--- start of Data records ---

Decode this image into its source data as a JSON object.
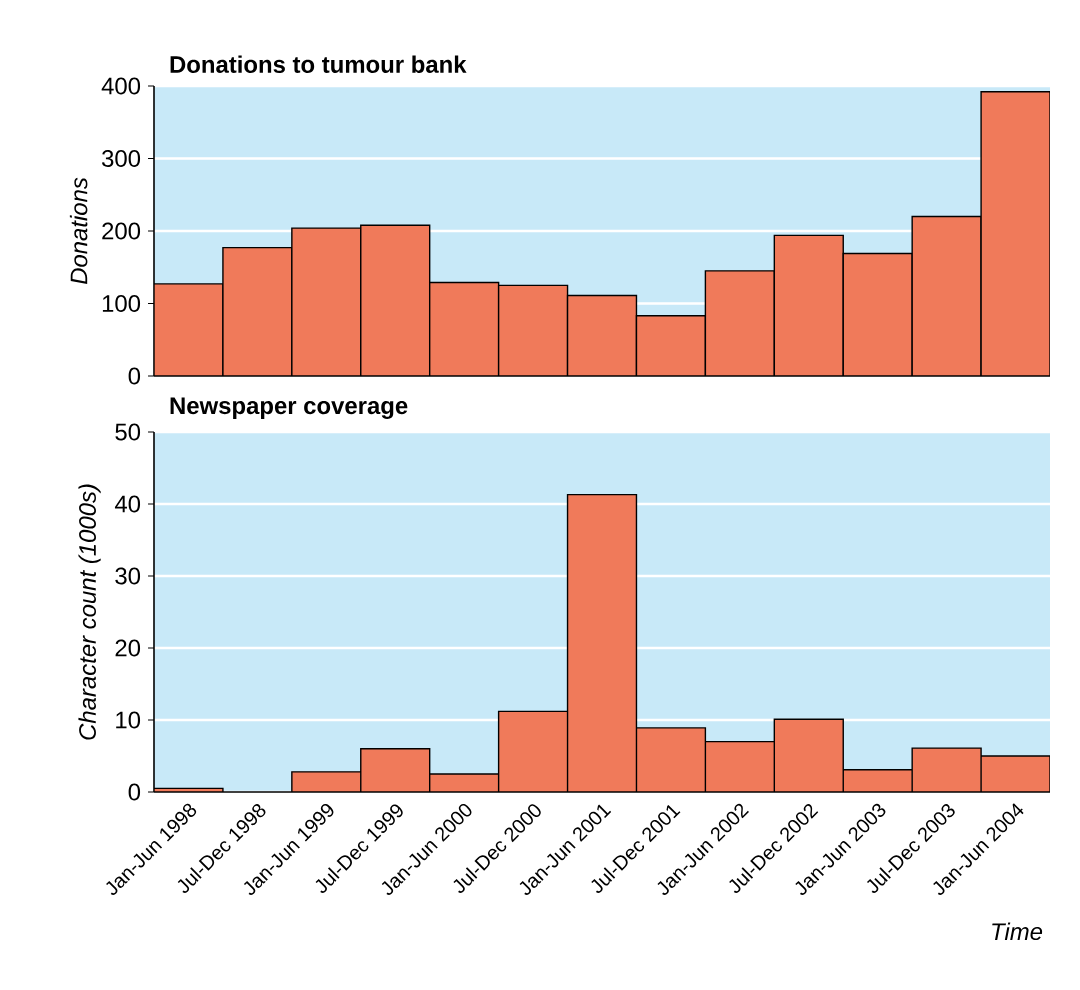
{
  "chart_data": [
    {
      "type": "bar",
      "title": "Donations to tumour bank",
      "ylabel": "Donations",
      "categories": [
        null,
        null,
        null,
        null,
        null,
        null,
        null,
        null,
        null,
        null,
        null,
        null,
        null
      ],
      "values": [
        127,
        177,
        204,
        208,
        129,
        125,
        111,
        83,
        145,
        194,
        169,
        220,
        392
      ],
      "color": "#f07a5a",
      "ylim": [
        0,
        400
      ],
      "yticks": [
        0,
        100,
        200,
        300,
        400
      ],
      "grid": "y"
    },
    {
      "type": "bar",
      "title": "Newspaper coverage",
      "ylabel": "Character count (1000s)",
      "xlabel": "Time",
      "categories": [
        "Jan-Jun 1998",
        "Jul-Dec 1998",
        "Jan-Jun 1999",
        "Jul-Dec 1999",
        "Jan-Jun 2000",
        "Jul-Dec 2000",
        "Jan-Jun 2001",
        "Jul-Dec 2001",
        "Jan-Jun 2002",
        "Jul-Dec 2002",
        "Jan-Jun 2003",
        "Jul-Dec 2003",
        "Jan-Jun 2004"
      ],
      "values": [
        0.5,
        null,
        2.8,
        6.0,
        2.5,
        11.2,
        41.3,
        8.9,
        7.0,
        10.1,
        3.1,
        6.1,
        5.0
      ],
      "color": "#f07a5a",
      "ylim": [
        0,
        50
      ],
      "yticks": [
        0,
        10,
        20,
        30,
        40,
        50
      ],
      "grid": "y"
    }
  ]
}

--- end of Data records ---

Without the pictures, retype the whole of the material above exactly.

Result:
Decode this image into its source data as a JSON object.
{
  "chart_data": [
    {
      "type": "bar",
      "title": "Donations to tumour bank",
      "ylabel": "Donations",
      "categories": [
        null,
        null,
        null,
        null,
        null,
        null,
        null,
        null,
        null,
        null,
        null,
        null,
        null
      ],
      "values": [
        127,
        177,
        204,
        208,
        129,
        125,
        111,
        83,
        145,
        194,
        169,
        220,
        392
      ],
      "color": "#f07a5a",
      "ylim": [
        0,
        400
      ],
      "yticks": [
        0,
        100,
        200,
        300,
        400
      ],
      "grid": "y"
    },
    {
      "type": "bar",
      "title": "Newspaper coverage",
      "ylabel": "Character count (1000s)",
      "xlabel": "Time",
      "categories": [
        "Jan-Jun 1998",
        "Jul-Dec 1998",
        "Jan-Jun 1999",
        "Jul-Dec 1999",
        "Jan-Jun 2000",
        "Jul-Dec 2000",
        "Jan-Jun 2001",
        "Jul-Dec 2001",
        "Jan-Jun 2002",
        "Jul-Dec 2002",
        "Jan-Jun 2003",
        "Jul-Dec 2003",
        "Jan-Jun 2004"
      ],
      "values": [
        0.5,
        null,
        2.8,
        6.0,
        2.5,
        11.2,
        41.3,
        8.9,
        7.0,
        10.1,
        3.1,
        6.1,
        5.0
      ],
      "color": "#f07a5a",
      "ylim": [
        0,
        50
      ],
      "yticks": [
        0,
        10,
        20,
        30,
        40,
        50
      ],
      "grid": "y"
    }
  ]
}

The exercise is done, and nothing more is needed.